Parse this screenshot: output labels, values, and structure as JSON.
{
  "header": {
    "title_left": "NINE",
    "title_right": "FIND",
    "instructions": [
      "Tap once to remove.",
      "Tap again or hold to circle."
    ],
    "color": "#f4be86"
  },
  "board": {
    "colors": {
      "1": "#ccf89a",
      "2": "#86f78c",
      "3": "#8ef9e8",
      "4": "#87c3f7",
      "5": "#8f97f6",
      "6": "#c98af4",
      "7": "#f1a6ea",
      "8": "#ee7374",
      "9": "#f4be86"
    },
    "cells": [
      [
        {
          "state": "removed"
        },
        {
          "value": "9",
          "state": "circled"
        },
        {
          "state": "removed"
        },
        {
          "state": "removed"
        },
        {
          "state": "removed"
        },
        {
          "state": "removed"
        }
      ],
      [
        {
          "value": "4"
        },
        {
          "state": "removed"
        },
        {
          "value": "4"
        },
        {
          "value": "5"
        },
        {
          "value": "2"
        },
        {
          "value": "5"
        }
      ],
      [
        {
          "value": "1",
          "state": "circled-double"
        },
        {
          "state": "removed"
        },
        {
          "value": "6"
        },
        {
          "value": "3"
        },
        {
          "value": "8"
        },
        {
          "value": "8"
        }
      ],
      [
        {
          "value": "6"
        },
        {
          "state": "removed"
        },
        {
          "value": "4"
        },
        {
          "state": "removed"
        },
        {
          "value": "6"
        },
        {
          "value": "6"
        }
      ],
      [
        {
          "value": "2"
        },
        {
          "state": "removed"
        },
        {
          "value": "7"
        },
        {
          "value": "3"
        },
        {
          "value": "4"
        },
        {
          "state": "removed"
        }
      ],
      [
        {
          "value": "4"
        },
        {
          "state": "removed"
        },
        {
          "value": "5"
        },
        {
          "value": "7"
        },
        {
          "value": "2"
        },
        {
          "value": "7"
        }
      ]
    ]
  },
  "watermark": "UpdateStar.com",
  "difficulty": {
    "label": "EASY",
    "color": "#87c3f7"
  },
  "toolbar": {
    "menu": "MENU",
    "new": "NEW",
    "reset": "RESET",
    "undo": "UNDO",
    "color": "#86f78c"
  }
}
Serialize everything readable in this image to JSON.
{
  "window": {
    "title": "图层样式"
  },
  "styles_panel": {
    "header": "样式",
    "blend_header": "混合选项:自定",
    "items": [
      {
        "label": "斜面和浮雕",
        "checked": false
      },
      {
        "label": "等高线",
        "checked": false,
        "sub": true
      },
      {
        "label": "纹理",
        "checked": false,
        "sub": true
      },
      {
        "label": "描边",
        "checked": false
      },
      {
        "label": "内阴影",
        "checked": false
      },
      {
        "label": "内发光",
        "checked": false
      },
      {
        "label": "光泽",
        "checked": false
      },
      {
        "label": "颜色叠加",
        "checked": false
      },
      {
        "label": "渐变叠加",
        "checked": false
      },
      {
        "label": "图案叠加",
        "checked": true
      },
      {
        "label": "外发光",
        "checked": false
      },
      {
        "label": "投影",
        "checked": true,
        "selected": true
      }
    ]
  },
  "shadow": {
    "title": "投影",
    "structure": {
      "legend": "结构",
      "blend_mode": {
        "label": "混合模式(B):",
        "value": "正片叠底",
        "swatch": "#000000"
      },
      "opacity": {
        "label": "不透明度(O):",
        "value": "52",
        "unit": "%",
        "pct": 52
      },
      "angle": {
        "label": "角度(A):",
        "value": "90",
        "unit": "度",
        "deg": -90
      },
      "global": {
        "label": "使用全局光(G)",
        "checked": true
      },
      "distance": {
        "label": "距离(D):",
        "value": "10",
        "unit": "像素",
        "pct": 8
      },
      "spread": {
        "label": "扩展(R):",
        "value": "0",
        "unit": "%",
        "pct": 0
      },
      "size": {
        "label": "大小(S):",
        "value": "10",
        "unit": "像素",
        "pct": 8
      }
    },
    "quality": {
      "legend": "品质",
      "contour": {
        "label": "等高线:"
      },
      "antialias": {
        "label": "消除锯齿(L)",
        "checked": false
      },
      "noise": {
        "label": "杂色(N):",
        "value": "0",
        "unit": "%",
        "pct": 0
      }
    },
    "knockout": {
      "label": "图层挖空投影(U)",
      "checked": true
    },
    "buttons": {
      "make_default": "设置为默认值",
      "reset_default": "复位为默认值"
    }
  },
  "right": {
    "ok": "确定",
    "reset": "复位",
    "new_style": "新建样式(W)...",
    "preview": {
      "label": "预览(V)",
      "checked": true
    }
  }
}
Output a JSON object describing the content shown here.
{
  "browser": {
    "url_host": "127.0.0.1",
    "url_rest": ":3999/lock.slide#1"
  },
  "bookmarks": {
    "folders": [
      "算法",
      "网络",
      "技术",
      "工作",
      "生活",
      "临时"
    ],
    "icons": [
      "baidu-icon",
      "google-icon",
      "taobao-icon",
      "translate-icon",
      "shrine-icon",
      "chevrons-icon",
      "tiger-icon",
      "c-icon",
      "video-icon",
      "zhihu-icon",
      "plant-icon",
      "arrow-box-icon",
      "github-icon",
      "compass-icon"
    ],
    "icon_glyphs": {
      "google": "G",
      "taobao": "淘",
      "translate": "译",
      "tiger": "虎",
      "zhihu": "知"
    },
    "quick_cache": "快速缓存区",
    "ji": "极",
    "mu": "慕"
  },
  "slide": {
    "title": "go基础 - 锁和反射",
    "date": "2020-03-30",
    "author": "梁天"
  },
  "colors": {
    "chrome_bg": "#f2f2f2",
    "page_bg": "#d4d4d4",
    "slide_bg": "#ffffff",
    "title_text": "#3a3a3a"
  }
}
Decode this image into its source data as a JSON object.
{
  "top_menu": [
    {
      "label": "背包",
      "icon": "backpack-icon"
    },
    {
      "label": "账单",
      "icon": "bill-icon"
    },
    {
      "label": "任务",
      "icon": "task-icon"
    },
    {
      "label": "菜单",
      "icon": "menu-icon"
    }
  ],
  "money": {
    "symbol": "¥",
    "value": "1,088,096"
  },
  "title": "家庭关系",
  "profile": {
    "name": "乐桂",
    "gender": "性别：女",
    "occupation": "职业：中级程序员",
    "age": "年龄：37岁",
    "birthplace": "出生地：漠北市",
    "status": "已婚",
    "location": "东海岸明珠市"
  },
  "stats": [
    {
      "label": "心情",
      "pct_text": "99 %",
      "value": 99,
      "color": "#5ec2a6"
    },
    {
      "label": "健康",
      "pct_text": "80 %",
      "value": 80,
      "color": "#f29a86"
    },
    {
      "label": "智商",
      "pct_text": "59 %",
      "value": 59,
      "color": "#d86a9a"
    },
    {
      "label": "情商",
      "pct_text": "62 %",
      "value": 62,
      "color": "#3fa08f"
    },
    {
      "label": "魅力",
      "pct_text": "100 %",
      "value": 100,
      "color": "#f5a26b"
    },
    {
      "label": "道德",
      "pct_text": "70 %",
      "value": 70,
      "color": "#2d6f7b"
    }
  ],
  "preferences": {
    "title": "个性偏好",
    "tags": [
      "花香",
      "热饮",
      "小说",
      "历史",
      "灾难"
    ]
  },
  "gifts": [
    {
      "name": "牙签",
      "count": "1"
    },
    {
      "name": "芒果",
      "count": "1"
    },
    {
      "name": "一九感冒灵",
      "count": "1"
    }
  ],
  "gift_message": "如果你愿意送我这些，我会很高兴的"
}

____________

▸ EXERCISE GOAL
Please quote every record above exactly as it appears.

▸ RIGHT ANSWER
Parse this screenshot: output labels, values, and structure as JSON.
{
  "header": {
    "title_left": "NINE",
    "title_right": "FIND",
    "instructions": [
      "Tap once to remove.",
      "Tap again or hold to circle."
    ],
    "color": "#f4be86"
  },
  "board": {
    "colors": {
      "1": "#ccf89a",
      "2": "#86f78c",
      "3": "#8ef9e8",
      "4": "#87c3f7",
      "5": "#8f97f6",
      "6": "#c98af4",
      "7": "#f1a6ea",
      "8": "#ee7374",
      "9": "#f4be86"
    },
    "cells": [
      [
        {
          "state": "removed"
        },
        {
          "value": "9",
          "state": "circled"
        },
        {
          "state": "removed"
        },
        {
          "state": "removed"
        },
        {
          "state": "removed"
        },
        {
          "state": "removed"
        }
      ],
      [
        {
          "value": "4"
        },
        {
          "state": "removed"
        },
        {
          "value": "4"
        },
        {
          "value": "5"
        },
        {
          "value": "2"
        },
        {
          "value": "5"
        }
      ],
      [
        {
          "value": "1",
          "state": "circled-double"
        },
        {
          "state": "removed"
        },
        {
          "value": "6"
        },
        {
          "value": "3"
        },
        {
          "value": "8"
        },
        {
          "value": "8"
        }
      ],
      [
        {
          "value": "6"
        },
        {
          "state": "removed"
        },
        {
          "value": "4"
        },
        {
          "state": "removed"
        },
        {
          "value": "6"
        },
        {
          "value": "6"
        }
      ],
      [
        {
          "value": "2"
        },
        {
          "state": "removed"
        },
        {
          "value": "7"
        },
        {
          "value": "3"
        },
        {
          "value": "4"
        },
        {
          "state": "removed"
        }
      ],
      [
        {
          "value": "4"
        },
        {
          "state": "removed"
        },
        {
          "value": "5"
        },
        {
          "value": "7"
        },
        {
          "value": "2"
        },
        {
          "value": "7"
        }
      ]
    ]
  },
  "watermark": "UpdateStar.com",
  "difficulty": {
    "label": "EASY",
    "color": "#87c3f7"
  },
  "toolbar": {
    "menu": "MENU",
    "new": "NEW",
    "reset": "RESET",
    "undo": "UNDO",
    "color": "#86f78c"
  }
}
Serialize everything readable in this image to JSON.
{
  "window": {
    "title": "图层样式"
  },
  "styles_panel": {
    "header": "样式",
    "blend_header": "混合选项:自定",
    "items": [
      {
        "label": "斜面和浮雕",
        "checked": false
      },
      {
        "label": "等高线",
        "checked": false,
        "sub": true
      },
      {
        "label": "纹理",
        "checked": false,
        "sub": true
      },
      {
        "label": "描边",
        "checked": false
      },
      {
        "label": "内阴影",
        "checked": false
      },
      {
        "label": "内发光",
        "checked": false
      },
      {
        "label": "光泽",
        "checked": false
      },
      {
        "label": "颜色叠加",
        "checked": false
      },
      {
        "label": "渐变叠加",
        "checked": false
      },
      {
        "label": "图案叠加",
        "checked": true
      },
      {
        "label": "外发光",
        "checked": false
      },
      {
        "label": "投影",
        "checked": true,
        "selected": true
      }
    ]
  },
  "shadow": {
    "title": "投影",
    "structure": {
      "legend": "结构",
      "blend_mode": {
        "label": "混合模式(B):",
        "value": "正片叠底",
        "swatch": "#000000"
      },
      "opacity": {
        "label": "不透明度(O):",
        "value": "52",
        "unit": "%",
        "pct": 52
      },
      "angle": {
        "label": "角度(A):",
        "value": "90",
        "unit": "度",
        "deg": -90
      },
      "global": {
        "label": "使用全局光(G)",
        "checked": true
      },
      "distance": {
        "label": "距离(D):",
        "value": "10",
        "unit": "像素",
        "pct": 8
      },
      "spread": {
        "label": "扩展(R):",
        "value": "0",
        "unit": "%",
        "pct": 0
      },
      "size": {
        "label": "大小(S):",
        "value": "10",
        "unit": "像素",
        "pct": 8
      }
    },
    "quality": {
      "legend": "品质",
      "contour": {
        "label": "等高线:"
      },
      "antialias": {
        "label": "消除锯齿(L)",
        "checked": false
      },
      "noise": {
        "label": "杂色(N):",
        "value": "0",
        "unit": "%",
        "pct": 0
      }
    },
    "knockout": {
      "label": "图层挖空投影(U)",
      "checked": true
    },
    "buttons": {
      "make_default": "设置为默认值",
      "reset_default": "复位为默认值"
    }
  },
  "right": {
    "ok": "确定",
    "reset": "复位",
    "new_style": "新建样式(W)...",
    "preview": {
      "label": "预览(V)",
      "checked": true
    }
  }
}
Output a JSON object describing the content shown here.
{
  "browser": {
    "url_host": "127.0.0.1",
    "url_rest": ":3999/lock.slide#1"
  },
  "bookmarks": {
    "folders": [
      "算法",
      "网络",
      "技术",
      "工作",
      "生活",
      "临时"
    ],
    "icons": [
      "baidu-icon",
      "google-icon",
      "taobao-icon",
      "translate-icon",
      "shrine-icon",
      "chevrons-icon",
      "tiger-icon",
      "c-icon",
      "video-icon",
      "zhihu-icon",
      "plant-icon",
      "arrow-box-icon",
      "github-icon",
      "compass-icon"
    ],
    "icon_glyphs": {
      "google": "G",
      "taobao": "淘",
      "translate": "译",
      "tiger": "虎",
      "zhihu": "知"
    },
    "quick_cache": "快速缓存区",
    "ji": "极",
    "mu": "慕"
  },
  "slide": {
    "title": "go基础 - 锁和反射",
    "date": "2020-03-30",
    "author": "梁天"
  },
  "colors": {
    "chrome_bg": "#f2f2f2",
    "page_bg": "#d4d4d4",
    "slide_bg": "#ffffff",
    "title_text": "#3a3a3a"
  }
}
Decode this image into its source data as a JSON object.
{
  "top_menu": [
    {
      "label": "背包",
      "icon": "backpack-icon"
    },
    {
      "label": "账单",
      "icon": "bill-icon"
    },
    {
      "label": "任务",
      "icon": "task-icon"
    },
    {
      "label": "菜单",
      "icon": "menu-icon"
    }
  ],
  "money": {
    "symbol": "¥",
    "value": "1,088,096"
  },
  "title": "家庭关系",
  "profile": {
    "name": "乐桂",
    "gender": "性别：女",
    "occupation": "职业：中级程序员",
    "age": "年龄：37岁",
    "birthplace": "出生地：漠北市",
    "status": "已婚",
    "location": "东海岸明珠市"
  },
  "stats": [
    {
      "label": "心情",
      "pct_text": "99 %",
      "value": 99,
      "color": "#5ec2a6"
    },
    {
      "label": "健康",
      "pct_text": "80 %",
      "value": 80,
      "color": "#f29a86"
    },
    {
      "label": "智商",
      "pct_text": "59 %",
      "value": 59,
      "color": "#d86a9a"
    },
    {
      "label": "情商",
      "pct_text": "62 %",
      "value": 62,
      "color": "#3fa08f"
    },
    {
      "label": "魅力",
      "pct_text": "100 %",
      "value": 100,
      "color": "#f5a26b"
    },
    {
      "label": "道德",
      "pct_text": "70 %",
      "value": 70,
      "color": "#2d6f7b"
    }
  ],
  "preferences": {
    "title": "个性偏好",
    "tags": [
      "花香",
      "热饮",
      "小说",
      "历史",
      "灾难"
    ]
  },
  "gifts": [
    {
      "name": "牙签",
      "count": "1"
    },
    {
      "name": "芒果",
      "count": "1"
    },
    {
      "name": "一九感冒灵",
      "count": "1"
    }
  ],
  "gift_message": "如果你愿意送我这些，我会很高兴的"
}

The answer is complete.